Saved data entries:

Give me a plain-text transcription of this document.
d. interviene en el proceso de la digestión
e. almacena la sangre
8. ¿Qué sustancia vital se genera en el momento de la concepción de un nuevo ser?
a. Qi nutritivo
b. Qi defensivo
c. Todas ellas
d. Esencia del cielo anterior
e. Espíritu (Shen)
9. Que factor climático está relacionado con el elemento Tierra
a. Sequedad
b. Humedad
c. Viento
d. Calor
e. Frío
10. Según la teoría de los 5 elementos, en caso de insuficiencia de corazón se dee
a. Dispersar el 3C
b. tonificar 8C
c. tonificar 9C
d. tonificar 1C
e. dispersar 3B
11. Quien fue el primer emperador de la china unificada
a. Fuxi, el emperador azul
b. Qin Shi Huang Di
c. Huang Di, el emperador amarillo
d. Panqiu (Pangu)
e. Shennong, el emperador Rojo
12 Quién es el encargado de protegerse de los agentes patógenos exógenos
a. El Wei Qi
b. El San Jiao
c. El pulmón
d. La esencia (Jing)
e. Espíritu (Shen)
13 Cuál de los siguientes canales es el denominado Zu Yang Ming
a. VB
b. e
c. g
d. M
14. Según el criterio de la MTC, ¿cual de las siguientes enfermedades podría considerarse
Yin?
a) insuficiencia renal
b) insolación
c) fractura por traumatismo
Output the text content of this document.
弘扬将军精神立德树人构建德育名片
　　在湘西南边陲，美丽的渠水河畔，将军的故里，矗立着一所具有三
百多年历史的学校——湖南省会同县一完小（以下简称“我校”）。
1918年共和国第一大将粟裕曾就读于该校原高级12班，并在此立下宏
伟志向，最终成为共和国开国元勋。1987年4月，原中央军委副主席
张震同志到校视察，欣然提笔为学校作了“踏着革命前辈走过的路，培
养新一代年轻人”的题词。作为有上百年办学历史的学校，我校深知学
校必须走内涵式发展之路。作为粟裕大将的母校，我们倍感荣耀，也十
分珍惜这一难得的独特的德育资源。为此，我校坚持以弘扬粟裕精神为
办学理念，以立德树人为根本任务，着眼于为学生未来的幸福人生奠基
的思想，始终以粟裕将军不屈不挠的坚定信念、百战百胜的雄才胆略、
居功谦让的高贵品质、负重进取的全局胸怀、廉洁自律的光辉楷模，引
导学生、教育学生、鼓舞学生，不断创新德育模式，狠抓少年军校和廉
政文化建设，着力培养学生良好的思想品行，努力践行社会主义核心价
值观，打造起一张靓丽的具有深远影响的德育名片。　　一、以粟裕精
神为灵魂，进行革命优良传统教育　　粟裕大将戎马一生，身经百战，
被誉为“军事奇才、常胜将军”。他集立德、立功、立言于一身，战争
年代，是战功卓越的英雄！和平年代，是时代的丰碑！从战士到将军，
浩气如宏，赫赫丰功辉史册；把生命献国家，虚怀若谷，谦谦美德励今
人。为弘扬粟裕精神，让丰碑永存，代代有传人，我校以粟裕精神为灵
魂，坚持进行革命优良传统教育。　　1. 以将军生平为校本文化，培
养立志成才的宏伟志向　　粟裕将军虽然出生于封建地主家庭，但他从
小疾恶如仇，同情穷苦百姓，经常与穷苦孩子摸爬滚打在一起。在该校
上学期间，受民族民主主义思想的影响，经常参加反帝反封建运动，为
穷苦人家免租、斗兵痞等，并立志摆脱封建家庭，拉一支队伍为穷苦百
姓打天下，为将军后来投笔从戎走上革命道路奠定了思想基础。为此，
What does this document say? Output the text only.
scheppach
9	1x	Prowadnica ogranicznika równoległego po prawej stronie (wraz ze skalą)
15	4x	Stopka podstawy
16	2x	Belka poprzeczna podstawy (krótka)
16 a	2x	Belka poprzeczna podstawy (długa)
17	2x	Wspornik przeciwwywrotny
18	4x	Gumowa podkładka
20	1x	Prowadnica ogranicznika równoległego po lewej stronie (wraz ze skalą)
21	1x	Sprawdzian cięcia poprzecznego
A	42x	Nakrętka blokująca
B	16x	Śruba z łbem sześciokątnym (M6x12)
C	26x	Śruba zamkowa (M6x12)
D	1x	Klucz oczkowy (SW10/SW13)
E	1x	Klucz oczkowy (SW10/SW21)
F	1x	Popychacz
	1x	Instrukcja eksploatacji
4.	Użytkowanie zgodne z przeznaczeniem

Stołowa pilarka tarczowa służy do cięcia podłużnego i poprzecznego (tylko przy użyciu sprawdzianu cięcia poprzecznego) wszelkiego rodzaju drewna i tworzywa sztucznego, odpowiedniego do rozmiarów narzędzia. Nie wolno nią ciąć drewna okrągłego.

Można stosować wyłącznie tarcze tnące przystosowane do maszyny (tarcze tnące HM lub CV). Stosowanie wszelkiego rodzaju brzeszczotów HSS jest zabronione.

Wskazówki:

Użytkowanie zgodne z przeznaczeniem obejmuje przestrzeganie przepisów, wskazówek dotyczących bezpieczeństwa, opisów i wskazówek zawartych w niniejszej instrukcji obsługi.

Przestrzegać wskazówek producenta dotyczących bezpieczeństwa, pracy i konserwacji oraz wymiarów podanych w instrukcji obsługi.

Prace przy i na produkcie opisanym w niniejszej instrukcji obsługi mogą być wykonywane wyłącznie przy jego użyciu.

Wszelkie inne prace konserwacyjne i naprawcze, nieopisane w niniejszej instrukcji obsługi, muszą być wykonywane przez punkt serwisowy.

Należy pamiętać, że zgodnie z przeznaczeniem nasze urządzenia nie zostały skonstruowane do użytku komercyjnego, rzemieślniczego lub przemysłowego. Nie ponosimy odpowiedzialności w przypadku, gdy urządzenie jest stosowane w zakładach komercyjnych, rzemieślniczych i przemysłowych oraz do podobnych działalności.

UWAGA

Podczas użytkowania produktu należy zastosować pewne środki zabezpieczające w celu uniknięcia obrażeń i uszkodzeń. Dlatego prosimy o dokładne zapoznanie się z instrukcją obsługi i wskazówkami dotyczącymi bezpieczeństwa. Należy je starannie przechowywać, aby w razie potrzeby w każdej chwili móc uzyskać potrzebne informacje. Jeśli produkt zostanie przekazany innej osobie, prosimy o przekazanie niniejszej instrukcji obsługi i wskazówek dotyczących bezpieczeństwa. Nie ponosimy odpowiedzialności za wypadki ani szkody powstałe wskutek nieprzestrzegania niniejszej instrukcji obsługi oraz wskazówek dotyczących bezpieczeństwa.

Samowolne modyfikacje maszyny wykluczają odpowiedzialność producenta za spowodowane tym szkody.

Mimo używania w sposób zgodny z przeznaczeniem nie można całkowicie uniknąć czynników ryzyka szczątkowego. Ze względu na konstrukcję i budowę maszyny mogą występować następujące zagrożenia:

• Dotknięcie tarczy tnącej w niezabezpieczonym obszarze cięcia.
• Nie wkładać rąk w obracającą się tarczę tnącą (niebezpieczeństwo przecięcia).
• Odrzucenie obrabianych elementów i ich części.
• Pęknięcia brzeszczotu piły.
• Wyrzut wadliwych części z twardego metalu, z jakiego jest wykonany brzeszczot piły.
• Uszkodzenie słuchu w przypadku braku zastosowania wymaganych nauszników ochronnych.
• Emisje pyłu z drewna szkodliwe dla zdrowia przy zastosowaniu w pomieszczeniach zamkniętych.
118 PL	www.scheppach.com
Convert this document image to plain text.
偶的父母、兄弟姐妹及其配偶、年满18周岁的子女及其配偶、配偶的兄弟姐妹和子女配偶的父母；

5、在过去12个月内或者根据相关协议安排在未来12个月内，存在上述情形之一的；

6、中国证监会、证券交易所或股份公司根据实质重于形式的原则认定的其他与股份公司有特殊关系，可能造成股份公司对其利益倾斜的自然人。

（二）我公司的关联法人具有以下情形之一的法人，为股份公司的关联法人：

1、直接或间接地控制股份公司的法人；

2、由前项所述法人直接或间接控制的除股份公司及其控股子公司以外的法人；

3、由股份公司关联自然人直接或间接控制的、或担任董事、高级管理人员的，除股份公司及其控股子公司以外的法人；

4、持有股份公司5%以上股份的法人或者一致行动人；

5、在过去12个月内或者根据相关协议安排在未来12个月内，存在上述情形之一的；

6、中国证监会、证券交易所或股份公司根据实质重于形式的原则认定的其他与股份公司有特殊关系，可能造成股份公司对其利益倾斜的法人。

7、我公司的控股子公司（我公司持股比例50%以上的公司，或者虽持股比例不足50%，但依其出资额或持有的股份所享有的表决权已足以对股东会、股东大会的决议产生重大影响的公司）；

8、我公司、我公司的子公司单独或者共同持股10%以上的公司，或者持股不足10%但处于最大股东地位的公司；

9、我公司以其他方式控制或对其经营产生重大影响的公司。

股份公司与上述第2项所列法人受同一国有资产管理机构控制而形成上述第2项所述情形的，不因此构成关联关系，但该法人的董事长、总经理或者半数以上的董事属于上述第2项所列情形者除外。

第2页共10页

■ **Short exercise**: Go through the material and copy out every line with "insuficiencia" in it.

■ **Result of this exercise**:
10. Según la teoría de los 5 elementos, en caso de insuficiencia de corazón se dee
a) insuficiencia renal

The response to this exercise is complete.